For each line below that includes the word "dash", make a copy.

[Data entries for graphics]
— start —
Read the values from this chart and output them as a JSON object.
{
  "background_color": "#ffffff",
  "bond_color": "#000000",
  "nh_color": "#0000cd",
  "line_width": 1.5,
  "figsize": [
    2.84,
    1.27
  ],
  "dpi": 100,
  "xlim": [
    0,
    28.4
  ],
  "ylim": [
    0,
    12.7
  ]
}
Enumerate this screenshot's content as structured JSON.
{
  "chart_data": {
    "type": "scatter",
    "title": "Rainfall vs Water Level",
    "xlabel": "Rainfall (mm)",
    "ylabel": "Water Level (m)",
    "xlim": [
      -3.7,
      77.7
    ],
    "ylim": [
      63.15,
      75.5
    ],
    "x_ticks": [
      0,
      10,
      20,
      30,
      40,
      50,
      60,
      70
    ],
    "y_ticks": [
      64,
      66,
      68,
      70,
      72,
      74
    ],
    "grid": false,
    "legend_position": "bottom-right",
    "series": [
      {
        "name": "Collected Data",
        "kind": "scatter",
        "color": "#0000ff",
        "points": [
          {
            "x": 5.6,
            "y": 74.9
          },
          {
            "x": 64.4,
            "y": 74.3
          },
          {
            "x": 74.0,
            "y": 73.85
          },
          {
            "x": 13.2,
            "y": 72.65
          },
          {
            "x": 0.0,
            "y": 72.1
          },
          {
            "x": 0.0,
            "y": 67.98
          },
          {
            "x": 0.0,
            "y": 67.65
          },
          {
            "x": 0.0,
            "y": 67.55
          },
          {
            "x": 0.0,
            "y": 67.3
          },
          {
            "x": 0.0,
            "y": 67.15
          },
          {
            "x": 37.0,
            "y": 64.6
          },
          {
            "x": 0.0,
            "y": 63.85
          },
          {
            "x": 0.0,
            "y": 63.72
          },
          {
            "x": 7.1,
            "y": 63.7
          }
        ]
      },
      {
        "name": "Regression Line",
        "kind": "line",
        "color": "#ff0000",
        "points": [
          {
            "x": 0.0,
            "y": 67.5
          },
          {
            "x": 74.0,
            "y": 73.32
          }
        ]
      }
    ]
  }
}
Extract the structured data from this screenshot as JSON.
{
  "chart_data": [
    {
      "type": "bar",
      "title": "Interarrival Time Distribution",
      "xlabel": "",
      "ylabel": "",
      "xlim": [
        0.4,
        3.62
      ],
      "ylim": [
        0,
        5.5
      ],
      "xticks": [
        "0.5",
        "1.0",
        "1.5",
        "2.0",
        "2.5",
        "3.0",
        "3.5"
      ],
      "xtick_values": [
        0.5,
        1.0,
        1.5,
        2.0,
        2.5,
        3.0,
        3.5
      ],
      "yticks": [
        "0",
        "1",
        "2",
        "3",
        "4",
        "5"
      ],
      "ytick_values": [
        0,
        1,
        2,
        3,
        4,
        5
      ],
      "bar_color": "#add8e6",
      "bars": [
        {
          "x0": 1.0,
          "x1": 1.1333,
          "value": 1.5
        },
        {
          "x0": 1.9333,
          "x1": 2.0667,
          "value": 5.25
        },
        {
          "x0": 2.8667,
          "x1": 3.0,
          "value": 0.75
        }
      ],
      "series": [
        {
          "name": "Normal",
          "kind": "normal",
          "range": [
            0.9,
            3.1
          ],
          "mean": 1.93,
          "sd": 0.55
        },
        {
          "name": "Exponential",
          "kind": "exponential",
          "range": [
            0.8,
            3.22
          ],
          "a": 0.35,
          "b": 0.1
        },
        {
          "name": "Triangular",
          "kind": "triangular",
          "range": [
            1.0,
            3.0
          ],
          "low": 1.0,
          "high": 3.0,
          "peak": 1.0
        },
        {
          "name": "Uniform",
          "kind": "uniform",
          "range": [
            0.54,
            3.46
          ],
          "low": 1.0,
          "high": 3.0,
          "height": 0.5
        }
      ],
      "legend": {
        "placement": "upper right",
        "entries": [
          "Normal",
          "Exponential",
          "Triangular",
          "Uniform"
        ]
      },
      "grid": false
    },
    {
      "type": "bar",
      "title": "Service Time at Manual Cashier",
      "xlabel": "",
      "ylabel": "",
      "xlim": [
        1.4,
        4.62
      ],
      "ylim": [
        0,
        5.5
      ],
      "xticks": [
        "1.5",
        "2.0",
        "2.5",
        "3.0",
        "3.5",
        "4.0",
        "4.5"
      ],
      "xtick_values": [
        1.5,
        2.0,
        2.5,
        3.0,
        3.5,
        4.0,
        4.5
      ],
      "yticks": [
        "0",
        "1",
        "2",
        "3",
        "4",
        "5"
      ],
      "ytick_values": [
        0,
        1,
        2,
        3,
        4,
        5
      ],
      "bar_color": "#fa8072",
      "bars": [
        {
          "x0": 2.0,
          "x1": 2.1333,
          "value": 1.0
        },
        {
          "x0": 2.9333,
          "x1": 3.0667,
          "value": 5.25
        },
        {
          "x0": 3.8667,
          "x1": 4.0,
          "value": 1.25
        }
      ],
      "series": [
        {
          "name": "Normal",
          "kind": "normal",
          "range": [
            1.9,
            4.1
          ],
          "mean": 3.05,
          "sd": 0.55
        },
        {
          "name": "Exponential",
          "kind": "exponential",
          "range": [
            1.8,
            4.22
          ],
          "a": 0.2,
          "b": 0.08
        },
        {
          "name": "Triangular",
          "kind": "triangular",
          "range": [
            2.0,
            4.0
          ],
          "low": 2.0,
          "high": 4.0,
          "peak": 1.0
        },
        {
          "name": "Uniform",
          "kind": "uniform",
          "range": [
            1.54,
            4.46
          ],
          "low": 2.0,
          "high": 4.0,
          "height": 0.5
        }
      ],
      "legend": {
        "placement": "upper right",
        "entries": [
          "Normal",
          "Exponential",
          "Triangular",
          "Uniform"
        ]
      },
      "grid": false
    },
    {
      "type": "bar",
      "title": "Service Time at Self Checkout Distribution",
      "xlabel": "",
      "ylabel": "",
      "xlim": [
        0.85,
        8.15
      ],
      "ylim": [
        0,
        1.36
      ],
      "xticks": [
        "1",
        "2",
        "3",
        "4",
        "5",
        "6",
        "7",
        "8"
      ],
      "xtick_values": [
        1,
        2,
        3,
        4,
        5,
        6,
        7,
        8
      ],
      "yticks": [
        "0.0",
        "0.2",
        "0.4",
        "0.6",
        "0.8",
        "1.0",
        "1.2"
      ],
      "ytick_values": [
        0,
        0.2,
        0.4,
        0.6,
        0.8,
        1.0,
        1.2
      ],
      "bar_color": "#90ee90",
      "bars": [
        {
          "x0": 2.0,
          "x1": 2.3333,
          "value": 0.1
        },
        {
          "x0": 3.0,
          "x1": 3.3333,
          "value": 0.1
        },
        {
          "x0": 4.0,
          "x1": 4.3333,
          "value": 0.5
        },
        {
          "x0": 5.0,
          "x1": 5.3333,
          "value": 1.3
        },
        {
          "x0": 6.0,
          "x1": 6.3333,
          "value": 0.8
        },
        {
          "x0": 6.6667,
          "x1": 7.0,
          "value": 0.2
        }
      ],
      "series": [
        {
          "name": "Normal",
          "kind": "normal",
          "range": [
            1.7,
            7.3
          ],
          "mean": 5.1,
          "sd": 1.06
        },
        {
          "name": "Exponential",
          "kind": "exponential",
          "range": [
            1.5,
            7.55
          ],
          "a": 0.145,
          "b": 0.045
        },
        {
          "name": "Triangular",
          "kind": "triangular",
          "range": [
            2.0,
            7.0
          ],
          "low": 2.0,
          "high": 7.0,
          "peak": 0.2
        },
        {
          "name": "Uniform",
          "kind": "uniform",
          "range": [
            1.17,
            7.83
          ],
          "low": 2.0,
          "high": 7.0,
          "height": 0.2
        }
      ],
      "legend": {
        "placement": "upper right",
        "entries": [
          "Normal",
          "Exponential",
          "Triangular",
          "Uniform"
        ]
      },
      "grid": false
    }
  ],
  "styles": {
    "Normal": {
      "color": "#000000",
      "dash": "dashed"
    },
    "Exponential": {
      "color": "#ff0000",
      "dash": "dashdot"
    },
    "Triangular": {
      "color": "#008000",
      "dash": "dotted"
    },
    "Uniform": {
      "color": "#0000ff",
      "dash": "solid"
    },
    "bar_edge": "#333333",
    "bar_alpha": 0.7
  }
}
— end —
__Answer for this exercise__:
      "dash": "dashed"
      "dash": "dashdot"
      "dash": "dotted"
      "dash": "solid"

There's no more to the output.